— REQUIRED WORK —
Your task is to transcribe all of the data below exactly, omitting the images.

══ SOURCE MATERIAL

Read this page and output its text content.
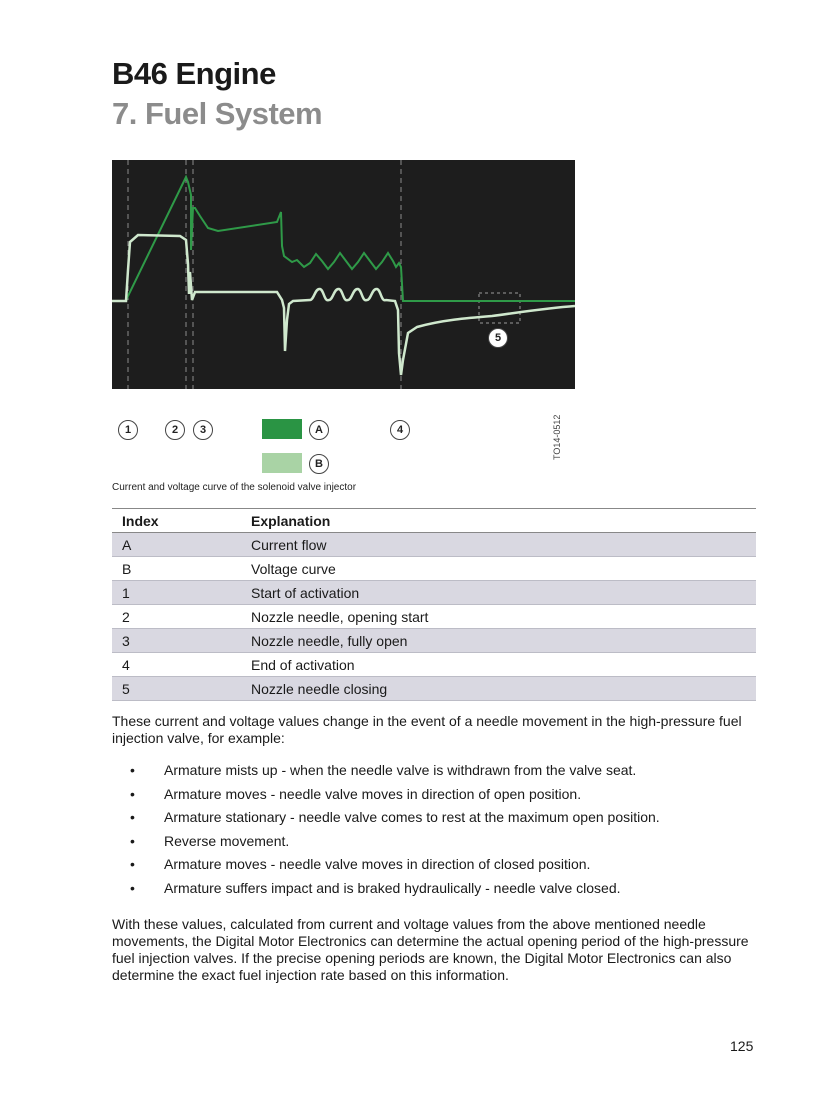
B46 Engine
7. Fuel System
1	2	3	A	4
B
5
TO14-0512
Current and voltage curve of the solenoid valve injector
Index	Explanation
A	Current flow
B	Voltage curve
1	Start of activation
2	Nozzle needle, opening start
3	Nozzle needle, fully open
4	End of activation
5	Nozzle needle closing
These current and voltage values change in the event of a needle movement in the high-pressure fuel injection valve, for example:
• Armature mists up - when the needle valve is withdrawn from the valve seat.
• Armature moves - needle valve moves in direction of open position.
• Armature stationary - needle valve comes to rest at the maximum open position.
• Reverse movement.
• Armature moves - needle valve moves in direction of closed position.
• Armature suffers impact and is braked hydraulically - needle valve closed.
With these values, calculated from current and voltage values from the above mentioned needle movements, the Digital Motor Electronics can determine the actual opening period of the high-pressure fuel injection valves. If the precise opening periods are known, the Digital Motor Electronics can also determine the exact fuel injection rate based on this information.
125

════

— THE RESPONSE —
Read this page and output its text content.
B46 Engine
7. Fuel System
1	2	3	A	4
B
5
TO14-0512
Current and voltage curve of the solenoid valve injector
Index	Explanation
A	Current flow
B	Voltage curve
1	Start of activation
2	Nozzle needle, opening start
3	Nozzle needle, fully open
4	End of activation
5	Nozzle needle closing
These current and voltage values change in the event of a needle movement in the high-pressure fuel injection valve, for example:
• Armature mists up - when the needle valve is withdrawn from the valve seat.
• Armature moves - needle valve moves in direction of open position.
• Armature stationary - needle valve comes to rest at the maximum open position.
• Reverse movement.
• Armature moves - needle valve moves in direction of closed position.
• Armature suffers impact and is braked hydraulically - needle valve closed.
With these values, calculated from current and voltage values from the above mentioned needle movements, the Digital Motor Electronics can determine the actual opening period of the high-pressure fuel injection valves. If the precise opening periods are known, the Digital Motor Electronics can also determine the exact fuel injection rate based on this information.
125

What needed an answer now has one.